Excerpts from a transcription dataset
"""

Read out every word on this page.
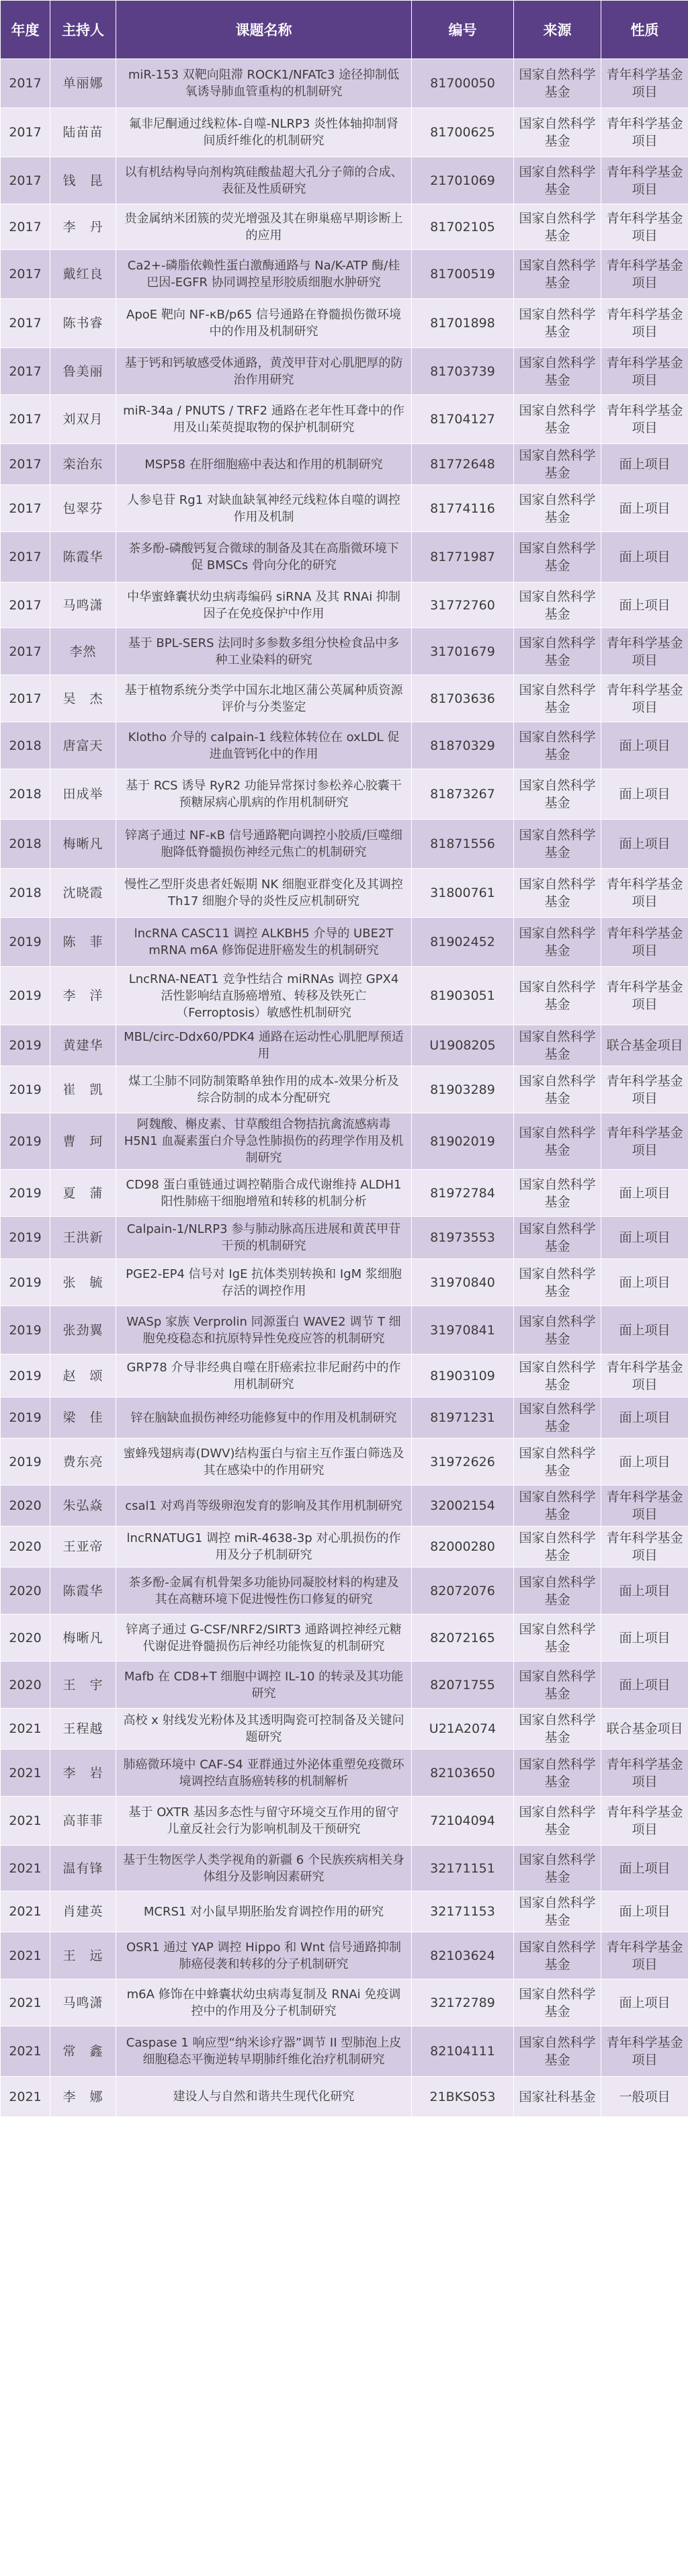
年度	主持人	课题名称	编号	来源	性质
2017	单丽娜	miR-153 双靶向阻滞 ROCK1/NFATc3 途径抑制低氧诱导肺血管重构的机制研究	81700050	国家自然科学基金	青年科学基金项目
2017	陆苗苗	氟非尼酮通过线粒体-自噬-NLRP3 炎性体轴抑制肾间质纤维化的机制研究	81700625	国家自然科学基金	青年科学基金项目
2017	钱　昆	以有机结构导向剂构筑硅酸盐超大孔分子筛的合成、表征及性质研究	21701069	国家自然科学基金	青年科学基金项目
2017	李　丹	贵金属纳米团簇的荧光增强及其在卵巢癌早期诊断上的应用	81702105	国家自然科学基金	青年科学基金项目
2017	戴红良	Ca2+-磷脂依赖性蛋白激酶通路与 Na/K-ATP 酶/桂巴因-EGFR 协同调控星形胶质细胞水肿研究	81700519	国家自然科学基金	青年科学基金项目
2017	陈书睿	ApoE 靶向 NF-κB/p65 信号通路在脊髓损伤微环境中的作用及机制研究	81701898	国家自然科学基金	青年科学基金项目
2017	鲁美丽	基于钙和钙敏感受体通路，黄茂甲苷对心肌肥厚的防治作用研究	81703739	国家自然科学基金	青年科学基金项目
2017	刘双月	miR-34a / PNUTS / TRF2 通路在老年性耳聋中的作用及山茱萸提取物的保护机制研究	81704127	国家自然科学基金	青年科学基金项目
2017	栾治东	MSP58 在肝细胞癌中表达和作用的机制研究	81772648	国家自然科学基金	面上项目
2017	包翠芬	人参皂苷 Rg1 对缺血缺氧神经元线粒体自噬的调控作用及机制	81774116	国家自然科学基金	面上项目
2017	陈霞华	茶多酚-磷酸钙复合微球的制备及其在高脂微环境下促 BMSCs 骨向分化的研究	81771987	国家自然科学基金	面上项目
2017	马鸣潇	中华蜜蜂囊状幼虫病毒编码 siRNA 及其 RNAi 抑制因子在免疫保护中作用	31772760	国家自然科学基金	面上项目
2017	李然	基于 BPL-SERS 法同时多参数多组分快检食品中多种工业染料的研究	31701679	国家自然科学基金	青年科学基金项目
2017	吴　杰	基于植物系统分类学中国东北地区蒲公英属种质资源评价与分类鉴定	81703636	国家自然科学基金	青年科学基金项目
2018	唐富天	Klotho 介导的 calpain-1 线粒体转位在 oxLDL 促进血管钙化中的作用	81870329	国家自然科学基金	面上项目
2018	田成举	基于 RCS 诱导 RyR2 功能异常探讨参松养心胶囊干预糖尿病心肌病的作用机制研究	81873267	国家自然科学基金	面上项目
2018	梅晰凡	锌离子通过 NF-κB 信号通路靶向调控小胶质/巨噬细胞降低脊髓损伤神经元焦亡的机制研究	81871556	国家自然科学基金	面上项目
2018	沈晓霞	慢性乙型肝炎患者妊娠期 NK 细胞亚群变化及其调控 Th17 细胞介导的炎性反应机制研究	31800761	国家自然科学基金	青年科学基金项目
2019	陈　菲	lncRNA CASC11 调控 ALKBH5 介导的 UBE2T mRNA m6A 修饰促进肝癌发生的机制研究	81902452	国家自然科学基金	青年科学基金项目
2019	李　洋	LncRNA-NEAT1 竞争性结合 miRNAs 调控 GPX4 活性影响结直肠癌增殖、转移及铁死亡（Ferroptosis）敏感性机制研究	81903051	国家自然科学基金	青年科学基金项目
2019	黄建华	MBL/circ-Ddx60/PDK4 通路在运动性心肌肥厚预适用	U1908205	国家自然科学基金	联合基金项目
2019	崔　凯	煤工尘肺不同防制策略单独作用的成本-效果分析及综合防制的成本分配研究	81903289	国家自然科学基金	青年科学基金项目
2019	曹　珂	阿魏酸、槲皮素、甘草酸组合物拮抗禽流感病毒 H5N1 血凝素蛋白介导急性肺损伤的药理学作用及机制研究	81902019	国家自然科学基金	青年科学基金项目
2019	夏　蒲	CD98 蛋白重链通过调控鞘脂合成代谢维持 ALDH1 阳性肺癌干细胞增殖和转移的机制分析	81972784	国家自然科学基金	面上项目
2019	王洪新	Calpain-1/NLRP3 参与肺动脉高压进展和黄芪甲苷干预的机制研究	81973553	国家自然科学基金	面上项目
2019	张　毓	PGE2-EP4 信号对 IgE 抗体类别转换和 IgM 浆细胞存活的调控作用	31970840	国家自然科学基金	面上项目
2019	张劲翼	WASp 家族 Verprolin 同源蛋白 WAVE2 调节 T 细胞免疫稳态和抗原特异性免疫应答的机制研究	31970841	国家自然科学基金	面上项目
2019	赵　颂	GRP78 介导非经典自噬在肝癌索拉非尼耐药中的作用机制研究	81903109	国家自然科学基金	青年科学基金项目
2019	梁　佳	锌在脑缺血损伤神经功能修复中的作用及机制研究	81971231	国家自然科学基金	面上项目
2019	费东亮	蜜蜂残翅病毒(DWV)结构蛋白与宿主互作蛋白筛选及其在感染中的作用研究	31972626	国家自然科学基金	面上项目
2020	朱弘焱	csal1 对鸡肖等级卵泡发育的影响及其作用机制研究	32002154	国家自然科学基金	青年科学基金项目
2020	王亚帝	lncRNATUG1 调控 miR-4638-3p 对心肌损伤的作用及分子机制研究	82000280	国家自然科学基金	青年科学基金项目
2020	陈霞华	茶多酚-金属有机骨架多功能协同凝胶材料的构建及其在高糖环境下促进慢性伤口修复的研究	82072076	国家自然科学基金	面上项目
2020	梅晰凡	锌离子通过 G-CSF/NRF2/SIRT3 通路调控神经元糖代谢促进脊髓损伤后神经功能恢复的机制研究	82072165	国家自然科学基金	面上项目
2020	王　宇	Mafb 在 CD8+T 细胞中调控 IL-10 的转录及其功能研究	82071755	国家自然科学基金	面上项目
2021	王程越	高校 x 射线发光粉体及其透明陶瓷可控制备及关键问题研究	U21A2074	国家自然科学基金	联合基金项目
2021	李　岩	肺癌微环境中 CAF-S4 亚群通过外泌体重塑免疫微环境调控结直肠癌转移的机制解析	82103650	国家自然科学基金	青年科学基金项目
2021	高菲菲	基于 OXTR 基因多态性与留守环境交互作用的留守儿童反社会行为影响机制及干预研究	72104094	国家自然科学基金	青年科学基金项目
2021	温有锋	基于生物医学人类学视角的新疆 6 个民族疾病相关身体组分及影响因素研究	32171151	国家自然科学基金	面上项目
2021	肖建英	MCRS1 对小鼠早期胚胎发育调控作用的研究	32171153	国家自然科学基金	面上项目
2021	王　远	OSR1 通过 YAP 调控 Hippo 和 Wnt 信号通路抑制肺癌侵袭和转移的分子机制研究	82103624	国家自然科学基金	青年科学基金项目
2021	马鸣潇	m6A 修饰在中蜂囊状幼虫病毒复制及 RNAi 免疫调控中的作用及分子机制研究	32172789	国家自然科学基金	面上项目
2021	常　鑫	Caspase 1 响应型“纳米诊疗器”调节 II 型肺泡上皮细胞稳态平衡逆转早期肺纤维化治疗机制研究	82104111	国家自然科学基金	青年科学基金项目
2021	李　娜	建设人与自然和谐共生现代化研究	21BKS053	国家社科基金	一般项目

"""

* _To do_
Say only how many lines among the entries above contain the string "联合基金项目".

* _Exercise result_
2